THE REQUEST
Transcribe each line exactly.

Stored data
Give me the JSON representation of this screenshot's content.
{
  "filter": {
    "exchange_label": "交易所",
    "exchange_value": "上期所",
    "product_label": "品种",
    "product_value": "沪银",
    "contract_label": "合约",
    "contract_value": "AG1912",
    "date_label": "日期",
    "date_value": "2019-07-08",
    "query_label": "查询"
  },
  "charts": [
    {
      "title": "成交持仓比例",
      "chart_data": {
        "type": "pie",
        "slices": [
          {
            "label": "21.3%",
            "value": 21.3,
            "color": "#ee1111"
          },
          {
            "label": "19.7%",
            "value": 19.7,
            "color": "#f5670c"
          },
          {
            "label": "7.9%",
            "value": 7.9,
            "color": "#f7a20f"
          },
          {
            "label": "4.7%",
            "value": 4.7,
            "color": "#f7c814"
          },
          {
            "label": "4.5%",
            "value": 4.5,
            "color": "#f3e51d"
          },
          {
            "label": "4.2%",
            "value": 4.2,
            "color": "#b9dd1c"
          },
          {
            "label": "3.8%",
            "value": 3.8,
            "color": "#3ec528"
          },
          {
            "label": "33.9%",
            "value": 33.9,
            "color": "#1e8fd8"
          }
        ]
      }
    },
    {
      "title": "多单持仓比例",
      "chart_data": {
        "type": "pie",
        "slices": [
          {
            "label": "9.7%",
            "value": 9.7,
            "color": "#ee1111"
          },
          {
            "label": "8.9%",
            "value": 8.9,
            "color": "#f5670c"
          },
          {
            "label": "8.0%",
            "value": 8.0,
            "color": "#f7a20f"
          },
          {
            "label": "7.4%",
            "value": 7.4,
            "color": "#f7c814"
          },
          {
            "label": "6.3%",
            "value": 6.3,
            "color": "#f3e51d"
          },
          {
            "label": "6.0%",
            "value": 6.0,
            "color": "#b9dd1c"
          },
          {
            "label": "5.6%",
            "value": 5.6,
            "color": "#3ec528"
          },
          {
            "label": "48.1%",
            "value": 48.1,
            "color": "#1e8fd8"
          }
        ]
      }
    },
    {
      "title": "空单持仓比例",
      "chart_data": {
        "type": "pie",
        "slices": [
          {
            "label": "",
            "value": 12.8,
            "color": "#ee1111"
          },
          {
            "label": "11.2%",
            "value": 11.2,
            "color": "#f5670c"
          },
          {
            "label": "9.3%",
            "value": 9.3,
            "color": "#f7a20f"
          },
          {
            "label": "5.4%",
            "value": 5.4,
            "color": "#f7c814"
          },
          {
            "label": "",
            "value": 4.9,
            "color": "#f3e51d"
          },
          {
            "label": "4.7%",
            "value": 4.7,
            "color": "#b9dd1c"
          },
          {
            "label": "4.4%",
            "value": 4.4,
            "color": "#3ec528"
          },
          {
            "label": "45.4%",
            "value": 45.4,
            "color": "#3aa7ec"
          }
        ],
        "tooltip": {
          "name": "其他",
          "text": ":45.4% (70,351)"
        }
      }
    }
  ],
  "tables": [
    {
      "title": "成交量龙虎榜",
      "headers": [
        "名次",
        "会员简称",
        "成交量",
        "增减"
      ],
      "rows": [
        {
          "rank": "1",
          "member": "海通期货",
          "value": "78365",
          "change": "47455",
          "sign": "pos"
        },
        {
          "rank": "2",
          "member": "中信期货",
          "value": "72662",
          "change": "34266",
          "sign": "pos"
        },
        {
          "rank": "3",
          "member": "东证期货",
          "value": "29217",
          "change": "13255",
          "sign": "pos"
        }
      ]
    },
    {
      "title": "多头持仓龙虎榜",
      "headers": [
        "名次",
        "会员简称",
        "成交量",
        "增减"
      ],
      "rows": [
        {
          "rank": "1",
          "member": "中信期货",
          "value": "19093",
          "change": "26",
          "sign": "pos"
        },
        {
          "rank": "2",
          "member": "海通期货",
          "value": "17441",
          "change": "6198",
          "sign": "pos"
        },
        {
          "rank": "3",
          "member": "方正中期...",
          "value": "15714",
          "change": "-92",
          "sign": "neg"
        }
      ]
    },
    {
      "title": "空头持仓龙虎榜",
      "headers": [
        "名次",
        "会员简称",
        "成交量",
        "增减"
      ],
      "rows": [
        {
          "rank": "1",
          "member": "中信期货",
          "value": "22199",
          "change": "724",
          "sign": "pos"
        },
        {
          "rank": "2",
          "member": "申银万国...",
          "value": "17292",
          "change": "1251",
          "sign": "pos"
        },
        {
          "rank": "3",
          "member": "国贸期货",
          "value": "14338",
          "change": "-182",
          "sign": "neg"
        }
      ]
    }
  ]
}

ANSWER TO THE TASK
Give me the JSON representation of this screenshot's content.
{
  "filter": {
    "exchange_label": "交易所",
    "exchange_value": "上期所",
    "product_label": "品种",
    "product_value": "沪银",
    "contract_label": "合约",
    "contract_value": "AG1912",
    "date_label": "日期",
    "date_value": "2019-07-08",
    "query_label": "查询"
  },
  "charts": [
    {
      "title": "成交持仓比例",
      "chart_data": {
        "type": "pie",
        "slices": [
          {
            "label": "21.3%",
            "value": 21.3,
            "color": "#ee1111"
          },
          {
            "label": "19.7%",
            "value": 19.7,
            "color": "#f5670c"
          },
          {
            "label": "7.9%",
            "value": 7.9,
            "color": "#f7a20f"
          },
          {
            "label": "4.7%",
            "value": 4.7,
            "color": "#f7c814"
          },
          {
            "label": "4.5%",
            "value": 4.5,
            "color": "#f3e51d"
          },
          {
            "label": "4.2%",
            "value": 4.2,
            "color": "#b9dd1c"
          },
          {
            "label": "3.8%",
            "value": 3.8,
            "color": "#3ec528"
          },
          {
            "label": "33.9%",
            "value": 33.9,
            "color": "#1e8fd8"
          }
        ]
      }
    },
    {
      "title": "多单持仓比例",
      "chart_data": {
        "type": "pie",
        "slices": [
          {
            "label": "9.7%",
            "value": 9.7,
            "color": "#ee1111"
          },
          {
            "label": "8.9%",
            "value": 8.9,
            "color": "#f5670c"
          },
          {
            "label": "8.0%",
            "value": 8.0,
            "color": "#f7a20f"
          },
          {
            "label": "7.4%",
            "value": 7.4,
            "color": "#f7c814"
          },
          {
            "label": "6.3%",
            "value": 6.3,
            "color": "#f3e51d"
          },
          {
            "label": "6.0%",
            "value": 6.0,
            "color": "#b9dd1c"
          },
          {
            "label": "5.6%",
            "value": 5.6,
            "color": "#3ec528"
          },
          {
            "label": "48.1%",
            "value": 48.1,
            "color": "#1e8fd8"
          }
        ]
      }
    },
    {
      "title": "空单持仓比例",
      "chart_data": {
        "type": "pie",
        "slices": [
          {
            "label": "",
            "value": 12.8,
            "color": "#ee1111"
          },
          {
            "label": "11.2%",
            "value": 11.2,
            "color": "#f5670c"
          },
          {
            "label": "9.3%",
            "value": 9.3,
            "color": "#f7a20f"
          },
          {
            "label": "5.4%",
            "value": 5.4,
            "color": "#f7c814"
          },
          {
            "label": "",
            "value": 4.9,
            "color": "#f3e51d"
          },
          {
            "label": "4.7%",
            "value": 4.7,
            "color": "#b9dd1c"
          },
          {
            "label": "4.4%",
            "value": 4.4,
            "color": "#3ec528"
          },
          {
            "label": "45.4%",
            "value": 45.4,
            "color": "#3aa7ec"
          }
        ],
        "tooltip": {
          "name": "其他",
          "text": ":45.4% (70,351)"
        }
      }
    }
  ],
  "tables": [
    {
      "title": "成交量龙虎榜",
      "headers": [
        "名次",
        "会员简称",
        "成交量",
        "增减"
      ],
      "rows": [
        {
          "rank": "1",
          "member": "海通期货",
          "value": "78365",
          "change": "47455",
          "sign": "pos"
        },
        {
          "rank": "2",
          "member": "中信期货",
          "value": "72662",
          "change": "34266",
          "sign": "pos"
        },
        {
          "rank": "3",
          "member": "东证期货",
          "value": "29217",
          "change": "13255",
          "sign": "pos"
        }
      ]
    },
    {
      "title": "多头持仓龙虎榜",
      "headers": [
        "名次",
        "会员简称",
        "成交量",
        "增减"
      ],
      "rows": [
        {
          "rank": "1",
          "member": "中信期货",
          "value": "19093",
          "change": "26",
          "sign": "pos"
        },
        {
          "rank": "2",
          "member": "海通期货",
          "value": "17441",
          "change": "6198",
          "sign": "pos"
        },
        {
          "rank": "3",
          "member": "方正中期...",
          "value": "15714",
          "change": "-92",
          "sign": "neg"
        }
      ]
    },
    {
      "title": "空头持仓龙虎榜",
      "headers": [
        "名次",
        "会员简称",
        "成交量",
        "增减"
      ],
      "rows": [
        {
          "rank": "1",
          "member": "中信期货",
          "value": "22199",
          "change": "724",
          "sign": "pos"
        },
        {
          "rank": "2",
          "member": "申银万国...",
          "value": "17292",
          "change": "1251",
          "sign": "pos"
        },
        {
          "rank": "3",
          "member": "国贸期货",
          "value": "14338",
          "change": "-182",
          "sign": "neg"
        }
      ]
    }
  ]
}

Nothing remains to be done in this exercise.